**EXERCISE DETAILS**
Copy out, word for word, the stretch of the material from the line containing "svg-text:Your Company: Your" through the line containing "727, 1071, 806]".

— begin INPUT DATA —

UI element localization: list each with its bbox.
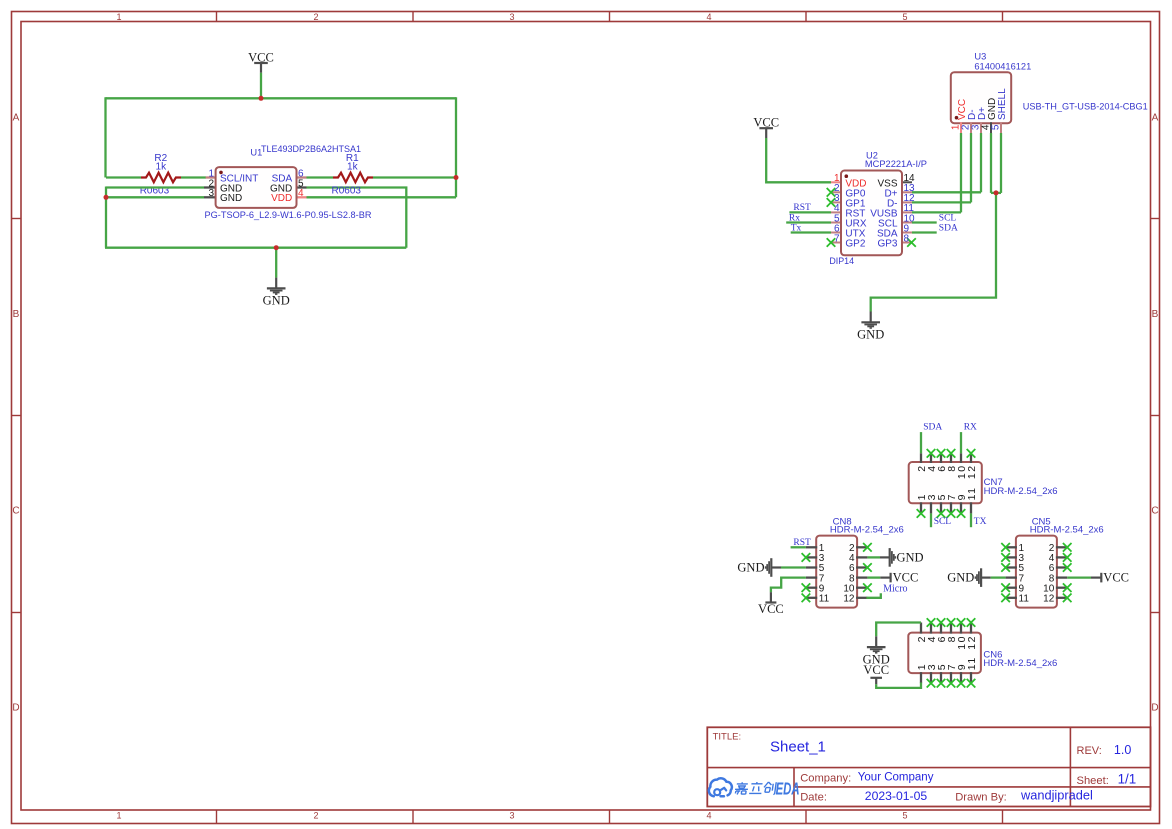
svg-text:Your Company: Your Company	[858, 772, 934, 784]
wire U1 pin 3 to left rail	[106, 196, 204, 198]
wire to GND flag	[275, 248, 277, 278]
frame row tick left	[12, 612, 22, 614]
wire CN8 pin 7 to VCC	[771, 578, 806, 593]
svg-text:RX: RX	[964, 423, 977, 433]
wire USB GND to flag	[871, 193, 996, 312]
no-connect X CN6 bottom	[947, 679, 956, 688]
title block divider vertical rev	[1069, 727, 1071, 806]
svg-text:GND: GND	[897, 550, 924, 564]
U2 pin 1 stub	[831, 181, 842, 183]
U2 pin 10 stub	[901, 222, 912, 224]
no-connect X CN7 top	[967, 449, 976, 458]
frame row tick left	[12, 218, 22, 220]
CN7 pin 5 stub	[940, 502, 942, 513]
wire left drop to R2	[104, 97, 106, 177]
frame column tick bottom	[805, 810, 807, 824]
wire U1 pin 6 to R1	[307, 176, 334, 178]
net label Micro wire (CN8 pin 12)	[866, 593, 880, 598]
svg-text:2023-01-05: 2023-01-05	[865, 789, 928, 803]
svg-text:11: 11	[1019, 594, 1030, 605]
CN8 pin 7 stub	[806, 576, 817, 578]
svg-text:VCC: VCC	[893, 570, 919, 584]
CN5 pin 10 stub	[1056, 587, 1067, 589]
svg-text:Drawn By:: Drawn By:	[955, 791, 1007, 803]
VCC flag CN8 pin 8	[880, 573, 890, 583]
svg-text:12: 12	[966, 464, 978, 479]
no-connect X CN5 left	[1001, 583, 1010, 592]
no-connect X CN6 top	[927, 618, 936, 627]
no-connect X CN8 pin 3	[802, 553, 811, 562]
VCC flag	[759, 128, 773, 138]
svg-text:wandjipradel: wandjipradel	[1020, 788, 1093, 803]
wire CN8 pin 4 to GND	[867, 556, 880, 558]
frame column tick bottom	[609, 810, 611, 824]
junction GND rail	[274, 245, 279, 250]
svg-text:TLE493DP2B6A2HTSA1: TLE493DP2B6A2HTSA1	[261, 144, 361, 154]
svg-text:12: 12	[843, 594, 855, 605]
CN5 pin 11 stub	[1006, 597, 1017, 599]
connector CN5 body	[1016, 536, 1057, 608]
svg-text:11: 11	[966, 486, 978, 500]
wire left rail vertical	[105, 187, 107, 248]
ground GND flag CN8 pin 5	[766, 558, 781, 577]
CN6 pin 11 stub	[970, 672, 972, 683]
svg-text:R0603: R0603	[332, 185, 362, 196]
net label SCL wire (CN7)	[930, 513, 932, 527]
wire VCC to CN6 pin 1	[876, 683, 921, 688]
no-connect X CN5 left	[1001, 594, 1010, 603]
USB connector U3 body	[951, 72, 1011, 123]
U2 pin 9 stub	[901, 232, 912, 234]
svg-text:11: 11	[819, 594, 830, 605]
no-connect X U2 pin 8	[907, 238, 916, 247]
net label Tx wire	[791, 231, 831, 233]
svg-text:1k: 1k	[156, 162, 168, 173]
U1 pin 5 stub	[296, 186, 307, 188]
no-connect X CN7 bottom	[947, 509, 956, 518]
wire GND-SHELL tie	[991, 192, 1001, 194]
U2 pin 7 stub	[831, 242, 842, 244]
svg-text:5: 5	[902, 12, 907, 22]
svg-text:GND: GND	[737, 561, 764, 575]
wire R2 left lead wire	[106, 176, 141, 178]
wire U1 pin 5 to GND rail	[307, 188, 407, 248]
frame row tick left	[12, 415, 22, 417]
no-connect X CN6 bottom	[937, 679, 946, 688]
no-connect X CN7 bottom	[937, 509, 946, 518]
U1 pin 2 stub	[204, 186, 217, 188]
svg-text:Date:: Date:	[800, 791, 827, 803]
no-connect X CN8 pin 9	[802, 583, 811, 592]
logo JLC EDA cloud icon	[709, 778, 732, 796]
svg-text:PG-TSOP-6_L2.9-W1.6-P0.95-LS2.: PG-TSOP-6_L2.9-W1.6-P0.95-LS2.8-BR	[205, 210, 372, 220]
net label SCL wire	[912, 221, 937, 223]
no-connect X CN8 pin 2	[863, 543, 872, 552]
wire GND to CN8 pin 5	[781, 566, 806, 568]
no-connect X CN6 top	[957, 618, 966, 627]
U3 pin 3 stub	[980, 122, 982, 133]
svg-text:GP3: GP3	[877, 239, 897, 250]
U2 pin 13 stub	[901, 191, 912, 193]
wire U1 pin 2 to left rail	[106, 186, 204, 188]
CN6 pin 2 stub	[920, 623, 922, 634]
CN8 pin 10 stub	[856, 587, 867, 589]
wire U2 VUSB to USB VCC	[912, 211, 961, 213]
no-connect X CN5 left	[1001, 543, 1010, 552]
svg-text:C: C	[1151, 506, 1158, 517]
svg-text:A: A	[13, 113, 20, 124]
svg-text:3: 3	[509, 811, 514, 821]
resistor R2	[141, 173, 181, 183]
U3 pin 5 stub	[1000, 122, 1002, 133]
CN8 pin 1 stub	[806, 546, 817, 548]
net label Rx wire	[786, 221, 831, 223]
CN6 pin 12 stub	[970, 623, 972, 634]
no-connect X U2 pin 7	[827, 238, 836, 247]
U2 pin 6 stub	[831, 232, 842, 234]
CN7 pin 8 stub	[950, 453, 952, 463]
CN6 pin 8 stub	[950, 623, 952, 634]
no-connect X CN5 right	[1063, 594, 1072, 603]
CN6 pin 10 stub	[960, 623, 962, 634]
no-connect X CN6 top	[947, 618, 956, 627]
ground GND flag CN5 pin 7	[975, 568, 990, 587]
U1 pin-1 dot	[219, 171, 223, 175]
no-connect X U2 pin 3	[827, 198, 836, 207]
wire U2 D+ to USB	[912, 191, 981, 193]
wire USB SHELL vertical	[1000, 133, 1002, 193]
wire CN6 pin 2 to GND	[876, 623, 921, 637]
svg-text:SDA: SDA	[939, 224, 958, 234]
svg-text:1.0: 1.0	[1114, 743, 1131, 757]
svg-text:EDA: EDA	[776, 779, 800, 799]
junction right rail / R1	[454, 175, 459, 180]
svg-text:TITLE:: TITLE:	[713, 732, 742, 743]
IC U1 body	[216, 167, 297, 208]
logo text JiaLiChuang (vector strokes)	[734, 782, 749, 794]
CN7 pin 11 stub	[970, 502, 972, 513]
CN6 pin 9 stub	[960, 672, 962, 683]
IC U2 body	[841, 171, 902, 256]
connector CN6 body	[908, 633, 981, 674]
junction VCC / top rail	[259, 96, 264, 101]
svg-text:Rx: Rx	[789, 213, 800, 223]
frame column tick top	[805, 12, 807, 22]
CN7 pin 4 stub	[930, 453, 932, 463]
svg-text:4: 4	[298, 188, 304, 199]
frame column tick top	[412, 12, 414, 22]
svg-text:GND: GND	[857, 328, 884, 342]
CN5 pin 12 stub	[1056, 597, 1067, 599]
net label RST wire (CN8)	[791, 546, 806, 548]
svg-text:B: B	[1152, 309, 1159, 320]
svg-text:SDA: SDA	[923, 423, 942, 433]
wire VCC stem	[260, 73, 262, 99]
svg-text:D: D	[12, 703, 19, 714]
svg-text:RST: RST	[793, 538, 811, 548]
no-connect X CN6 top	[967, 618, 976, 627]
svg-text:1: 1	[116, 811, 121, 821]
svg-text:HDR-M-2.54_2x6: HDR-M-2.54_2x6	[1030, 525, 1104, 536]
VCC flag	[254, 63, 268, 73]
svg-text:TX: TX	[974, 517, 987, 527]
wire USB D+ vertical	[980, 133, 982, 192]
frame row tick right	[1151, 415, 1160, 417]
no-connect X CN6 top	[937, 618, 946, 627]
svg-text:1/1: 1/1	[1118, 771, 1137, 786]
frame column tick top	[1002, 12, 1004, 22]
CN8 pin 8 stub	[856, 576, 867, 578]
CN7 pin 2 stub	[920, 453, 922, 463]
svg-text:12: 12	[1043, 594, 1055, 605]
wire GND to CN5 pin 7	[991, 576, 1006, 578]
frame column tick bottom	[412, 810, 414, 824]
svg-text:VCC: VCC	[863, 663, 889, 677]
CN6 pin 6 stub	[940, 623, 942, 634]
title block divider horizontal 1	[707, 767, 1150, 769]
title block outline	[707, 727, 1150, 806]
connector CN8 body	[816, 536, 857, 608]
svg-text:7: 7	[834, 233, 840, 244]
no-connect X CN5 right	[1063, 563, 1072, 572]
svg-text:1: 1	[116, 12, 121, 22]
svg-text:5: 5	[902, 811, 907, 821]
CN7 pin 3 stub	[930, 502, 932, 513]
net label SDA wire (CN7)	[920, 432, 922, 453]
frame column tick top	[216, 12, 218, 22]
CN8 pin 6 stub	[856, 566, 867, 568]
CN8 pin 11 stub	[806, 597, 817, 599]
wire top VCC rail	[106, 97, 457, 99]
frame column tick top	[609, 12, 611, 22]
svg-text:SCL: SCL	[934, 517, 952, 527]
wire USB D- vertical	[970, 133, 972, 202]
frame column tick bottom	[216, 810, 218, 824]
svg-text:A: A	[1152, 113, 1159, 124]
no-connect X CN8 pin 6	[863, 563, 872, 572]
svg-text:SCL: SCL	[939, 213, 957, 223]
no-connect X CN5 right	[1063, 553, 1072, 562]
wire bottom GND rail	[105, 247, 406, 249]
svg-text:12: 12	[966, 635, 978, 650]
svg-text:C: C	[12, 506, 19, 517]
CN6 pin 7 stub	[950, 672, 952, 683]
svg-text:GND: GND	[220, 193, 242, 204]
svg-text:VCC: VCC	[1103, 570, 1129, 584]
no-connect X CN7 top	[947, 449, 956, 458]
svg-text:D: D	[1151, 703, 1158, 714]
svg-text:Company:: Company:	[800, 772, 851, 784]
svg-text:2: 2	[313, 12, 318, 22]
U2 pin 11 stub	[901, 211, 912, 213]
title block divider vertical logo	[793, 768, 795, 807]
CN8 pin 2 stub	[856, 546, 867, 548]
wire right VCC rail vertical	[455, 97, 457, 197]
U2 pin 5 stub	[831, 222, 842, 224]
CN6 pin 3 stub	[930, 672, 932, 683]
U2 pin 2 stub	[831, 191, 842, 193]
CN5 pin 6 stub	[1056, 566, 1067, 568]
no-connect X CN5 left	[1001, 553, 1010, 562]
U3 pin-1 dot	[955, 116, 959, 120]
CN5 pin 2 stub	[1056, 546, 1067, 548]
svg-text:DIP14: DIP14	[829, 256, 854, 266]
U3 pin 1 stub	[960, 122, 962, 133]
frame row tick right	[1151, 612, 1160, 614]
connector CN7 body	[909, 462, 982, 503]
ground GND flag CN8 pin 4	[880, 548, 895, 567]
junction left rail / pin 3	[104, 195, 109, 200]
wire R1 to right rail	[373, 176, 456, 178]
wire U1 pin 4 VDD to right rail	[307, 196, 457, 198]
CN5 pin 9 stub	[1006, 587, 1017, 589]
svg-text:Sheet_1: Sheet_1	[770, 738, 826, 755]
CN5 pin 3 stub	[1006, 556, 1017, 558]
wire USB VCC vertical	[960, 133, 962, 212]
svg-text:3: 3	[208, 188, 214, 199]
no-connect X U2 pin 2	[827, 188, 836, 197]
VCC flag CN8 pin 7	[765, 592, 776, 602]
no-connect X CN7 bottom	[917, 509, 926, 518]
frame row tick right	[1151, 218, 1160, 220]
ground GND flag USB	[861, 312, 880, 329]
frame column tick bottom	[1002, 810, 1004, 824]
no-connect X CN7 top	[927, 449, 936, 458]
CN7 pin 9 stub	[960, 502, 962, 513]
CN7 pin 12 stub	[970, 453, 972, 463]
svg-text:SHELL: SHELL	[997, 88, 1008, 120]
no-connect X CN5 right	[1063, 583, 1072, 592]
CN5 pin 4 stub	[1056, 556, 1067, 558]
net label RST wire	[789, 211, 831, 213]
wire U2 D- to USB	[912, 201, 971, 203]
U1 pin 3 stub	[204, 196, 217, 198]
ground GND flag U1	[267, 278, 286, 295]
svg-text:VCC: VCC	[758, 602, 784, 616]
CN7 pin 10 stub	[960, 453, 962, 463]
CN7 pin 6 stub	[940, 453, 942, 463]
no-connect X CN7 top	[937, 449, 946, 458]
net label TX wire (CN7)	[970, 513, 972, 527]
U3 pin 2 stub	[970, 122, 972, 133]
net label RX wire (CN7)	[960, 432, 962, 453]
svg-text:HDR-M-2.54_2x6: HDR-M-2.54_2x6	[984, 486, 1058, 497]
svg-text:VCC: VCC	[753, 116, 779, 130]
CN6 pin 5 stub	[940, 672, 942, 683]
U2 pin 3 stub	[831, 201, 842, 203]
svg-text:1k: 1k	[347, 162, 359, 173]
svg-text:Micro: Micro	[883, 583, 907, 594]
svg-text:GND: GND	[947, 571, 974, 585]
CN7 pin 7 stub	[950, 502, 952, 513]
VCC flag CN5 pin 8	[1091, 573, 1101, 583]
svg-text:USB-TH_GT-USB-2014-CBG1: USB-TH_GT-USB-2014-CBG1	[1023, 101, 1148, 111]
CN8 pin 12 stub	[856, 597, 867, 599]
svg-text:Tx: Tx	[791, 223, 802, 233]
CN8 pin 3 stub	[806, 556, 817, 558]
CN6 pin 4 stub	[930, 623, 932, 634]
resistor R1	[333, 173, 373, 183]
CN8 pin 4 stub	[856, 556, 867, 558]
no-connect X CN6 bottom	[967, 679, 976, 688]
svg-text:U3: U3	[974, 52, 986, 62]
no-connect X CN6 bottom	[957, 679, 966, 688]
U1 pin 6 stub	[296, 176, 307, 178]
U2 pin-1 dot	[845, 174, 849, 178]
U2 pin 8 stub	[901, 242, 912, 244]
wire R2 to U1 pin 1	[181, 176, 206, 178]
svg-text:2: 2	[313, 811, 318, 821]
svg-text:REV:: REV:	[1077, 745, 1102, 757]
svg-text:HDR-M-2.54_2x6: HDR-M-2.54_2x6	[830, 525, 904, 536]
CN6 pin 1 stub	[920, 672, 922, 683]
U3 pin 4 stub	[990, 122, 992, 133]
CN5 pin 5 stub	[1006, 566, 1017, 568]
svg-text:Sheet:: Sheet:	[1077, 775, 1109, 787]
svg-text:4: 4	[706, 12, 711, 22]
svg-text:8: 8	[904, 233, 910, 244]
CN5 pin 1 stub	[1006, 546, 1017, 548]
no-connect X CN5 left	[1001, 563, 1010, 572]
U2 pin 12 stub	[901, 201, 912, 203]
CN5 pin 7 stub	[1006, 576, 1017, 578]
CN7 pin 1 stub	[920, 502, 922, 513]
U1 pin 1 stub	[206, 176, 217, 178]
svg-text:GP2: GP2	[845, 239, 865, 250]
no-connect X CN8 pin 11	[802, 594, 811, 603]
CN8 pin 9 stub	[806, 587, 817, 589]
CN5 pin 8 stub	[1056, 576, 1067, 578]
wire CN8 pin 8 to VCC	[867, 576, 880, 578]
svg-text:MCP2221A-I/P: MCP2221A-I/P	[865, 159, 927, 169]
wire USB GND vertical	[990, 133, 992, 193]
svg-text:61400416121: 61400416121	[974, 61, 1031, 71]
junction GND/SHELL	[994, 190, 999, 195]
ground GND flag CN6	[867, 636, 886, 653]
svg-text:3: 3	[509, 12, 514, 22]
U2 pin 14 stub	[901, 181, 912, 183]
svg-text:RST: RST	[793, 203, 811, 213]
svg-text:4: 4	[706, 811, 711, 821]
title block divider horizontal 2	[794, 786, 1151, 788]
no-connect X CN7 bottom	[957, 509, 966, 518]
wire CN5 pin 8 to VCC	[1067, 576, 1091, 578]
U1 pin 4 stub	[296, 196, 307, 198]
CN8 pin 5 stub	[806, 566, 817, 568]
svg-text:VCC: VCC	[248, 51, 274, 65]
svg-text:GND: GND	[263, 294, 290, 308]
wire VCC to U2 pin 1	[766, 138, 831, 182]
svg-text:HDR-M-2.54_2x6: HDR-M-2.54_2x6	[983, 658, 1057, 669]
no-connect X CN6 bottom	[927, 679, 936, 688]
svg-text:VDD: VDD	[271, 193, 292, 204]
svg-text:11: 11	[966, 656, 978, 670]
no-connect X CN8 pin 10	[863, 583, 872, 592]
net label SDA wire	[912, 231, 937, 233]
svg-text:B: B	[13, 309, 20, 320]
no-connect X CN5 right	[1063, 543, 1072, 552]
U2 pin 4 stub	[831, 211, 842, 213]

— end INPUT DATA —

**REPLY TO THE EXERCISE**
svg-text:Your Company: Your Company	[858, 772, 934, 784]
wire U1 pin 3 to left rail	[106, 196, 204, 198]
wire to GND flag	[275, 248, 277, 278]
frame row tick left	[12, 612, 22, 614]
wire CN8 pin 7 to VCC	[771, 578, 806, 593]
svg-text:RX: RX	[964, 423, 977, 433]
wire USB GND to flag	[871, 193, 996, 312]
no-connect X CN6 bottom	[947, 679, 956, 688]
title block divider vertical rev	[1069, 727, 1071, 806]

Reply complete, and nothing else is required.